:: INPUT FOR THIS TASK ::
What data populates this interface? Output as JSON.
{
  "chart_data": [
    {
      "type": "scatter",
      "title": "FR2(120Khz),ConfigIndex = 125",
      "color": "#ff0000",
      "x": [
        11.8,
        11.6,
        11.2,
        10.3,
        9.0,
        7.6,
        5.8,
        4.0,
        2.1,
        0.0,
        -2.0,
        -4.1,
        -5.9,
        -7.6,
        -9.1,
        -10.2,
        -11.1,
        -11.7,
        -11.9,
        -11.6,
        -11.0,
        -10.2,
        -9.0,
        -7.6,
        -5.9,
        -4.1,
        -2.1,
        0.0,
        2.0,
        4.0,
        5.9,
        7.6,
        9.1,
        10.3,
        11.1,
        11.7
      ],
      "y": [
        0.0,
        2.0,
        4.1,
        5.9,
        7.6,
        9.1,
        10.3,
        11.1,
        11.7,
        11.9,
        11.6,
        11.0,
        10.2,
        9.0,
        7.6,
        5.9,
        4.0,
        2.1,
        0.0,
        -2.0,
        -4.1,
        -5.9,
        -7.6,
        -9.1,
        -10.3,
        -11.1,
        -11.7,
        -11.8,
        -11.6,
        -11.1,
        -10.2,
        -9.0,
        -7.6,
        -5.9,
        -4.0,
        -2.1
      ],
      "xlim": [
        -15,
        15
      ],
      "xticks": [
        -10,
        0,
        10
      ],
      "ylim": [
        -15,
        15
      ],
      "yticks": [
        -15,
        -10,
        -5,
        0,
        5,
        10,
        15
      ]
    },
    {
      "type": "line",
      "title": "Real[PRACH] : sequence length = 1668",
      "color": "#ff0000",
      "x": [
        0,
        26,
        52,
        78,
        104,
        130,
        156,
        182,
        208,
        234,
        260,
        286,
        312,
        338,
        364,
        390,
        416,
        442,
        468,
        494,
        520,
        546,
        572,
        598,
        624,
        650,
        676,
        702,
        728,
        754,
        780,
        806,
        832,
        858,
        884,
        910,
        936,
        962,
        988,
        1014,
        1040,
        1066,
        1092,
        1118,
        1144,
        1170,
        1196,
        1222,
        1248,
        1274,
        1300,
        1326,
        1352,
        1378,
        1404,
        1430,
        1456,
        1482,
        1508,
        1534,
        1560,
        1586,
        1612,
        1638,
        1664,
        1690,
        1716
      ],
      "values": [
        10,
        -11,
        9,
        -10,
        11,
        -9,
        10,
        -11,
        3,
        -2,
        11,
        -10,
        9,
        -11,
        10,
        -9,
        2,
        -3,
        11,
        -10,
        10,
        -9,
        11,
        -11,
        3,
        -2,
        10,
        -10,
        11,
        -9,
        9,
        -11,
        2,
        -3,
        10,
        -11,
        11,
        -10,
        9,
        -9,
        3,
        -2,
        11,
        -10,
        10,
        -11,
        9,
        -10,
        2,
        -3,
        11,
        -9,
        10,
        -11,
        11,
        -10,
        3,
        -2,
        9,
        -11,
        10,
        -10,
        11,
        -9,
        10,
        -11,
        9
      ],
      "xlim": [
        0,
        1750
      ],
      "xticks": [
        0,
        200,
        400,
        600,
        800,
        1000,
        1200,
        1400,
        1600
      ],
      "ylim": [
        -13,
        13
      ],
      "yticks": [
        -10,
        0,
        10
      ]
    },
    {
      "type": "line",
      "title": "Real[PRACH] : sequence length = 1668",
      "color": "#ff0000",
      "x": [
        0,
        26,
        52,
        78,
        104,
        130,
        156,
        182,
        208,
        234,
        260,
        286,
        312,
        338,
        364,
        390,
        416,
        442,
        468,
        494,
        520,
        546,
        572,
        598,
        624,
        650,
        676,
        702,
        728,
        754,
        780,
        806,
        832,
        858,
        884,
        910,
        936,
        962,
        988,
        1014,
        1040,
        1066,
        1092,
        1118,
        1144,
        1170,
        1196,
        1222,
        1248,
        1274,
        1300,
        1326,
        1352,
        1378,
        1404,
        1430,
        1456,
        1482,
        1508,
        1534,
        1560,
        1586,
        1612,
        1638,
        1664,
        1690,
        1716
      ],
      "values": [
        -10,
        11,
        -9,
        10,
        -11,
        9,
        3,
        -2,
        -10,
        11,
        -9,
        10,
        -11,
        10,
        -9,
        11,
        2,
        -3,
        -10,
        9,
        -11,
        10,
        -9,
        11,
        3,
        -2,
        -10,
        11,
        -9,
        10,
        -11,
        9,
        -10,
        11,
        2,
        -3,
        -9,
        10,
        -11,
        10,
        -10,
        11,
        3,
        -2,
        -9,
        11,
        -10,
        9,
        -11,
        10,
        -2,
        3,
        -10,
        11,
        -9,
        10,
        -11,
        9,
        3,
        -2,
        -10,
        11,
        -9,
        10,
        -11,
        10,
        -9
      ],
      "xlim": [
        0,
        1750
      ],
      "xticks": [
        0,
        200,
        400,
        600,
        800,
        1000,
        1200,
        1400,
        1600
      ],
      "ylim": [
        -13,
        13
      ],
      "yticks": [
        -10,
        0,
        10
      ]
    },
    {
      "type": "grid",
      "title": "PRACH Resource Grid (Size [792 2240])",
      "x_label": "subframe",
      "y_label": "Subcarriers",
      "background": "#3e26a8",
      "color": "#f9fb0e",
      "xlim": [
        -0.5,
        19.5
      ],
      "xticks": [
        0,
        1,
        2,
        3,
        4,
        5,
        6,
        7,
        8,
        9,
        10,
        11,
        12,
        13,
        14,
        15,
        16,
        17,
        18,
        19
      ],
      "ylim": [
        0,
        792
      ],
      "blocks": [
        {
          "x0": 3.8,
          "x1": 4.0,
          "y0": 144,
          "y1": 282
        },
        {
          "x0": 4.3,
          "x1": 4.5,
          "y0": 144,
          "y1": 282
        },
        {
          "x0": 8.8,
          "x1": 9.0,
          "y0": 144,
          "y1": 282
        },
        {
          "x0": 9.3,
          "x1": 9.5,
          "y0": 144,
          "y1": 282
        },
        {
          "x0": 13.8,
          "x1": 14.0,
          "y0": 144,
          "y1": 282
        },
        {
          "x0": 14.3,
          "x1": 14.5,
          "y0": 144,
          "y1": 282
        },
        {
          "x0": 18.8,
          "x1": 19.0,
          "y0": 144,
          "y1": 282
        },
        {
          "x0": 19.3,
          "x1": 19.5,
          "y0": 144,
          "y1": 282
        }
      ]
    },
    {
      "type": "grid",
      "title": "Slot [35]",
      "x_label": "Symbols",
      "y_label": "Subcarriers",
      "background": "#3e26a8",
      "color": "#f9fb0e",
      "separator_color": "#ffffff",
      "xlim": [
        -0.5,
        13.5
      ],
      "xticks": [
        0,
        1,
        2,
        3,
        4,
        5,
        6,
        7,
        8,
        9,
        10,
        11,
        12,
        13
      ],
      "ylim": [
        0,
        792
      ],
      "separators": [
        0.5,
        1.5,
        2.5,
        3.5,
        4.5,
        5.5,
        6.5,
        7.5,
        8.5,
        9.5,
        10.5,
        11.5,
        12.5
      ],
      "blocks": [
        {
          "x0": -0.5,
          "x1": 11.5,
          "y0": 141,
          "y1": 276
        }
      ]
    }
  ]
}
:::
EXERCISE GOAL: The required output is the number of lines containing the word "title", and nothing besides.

ANSWER BELOW: 5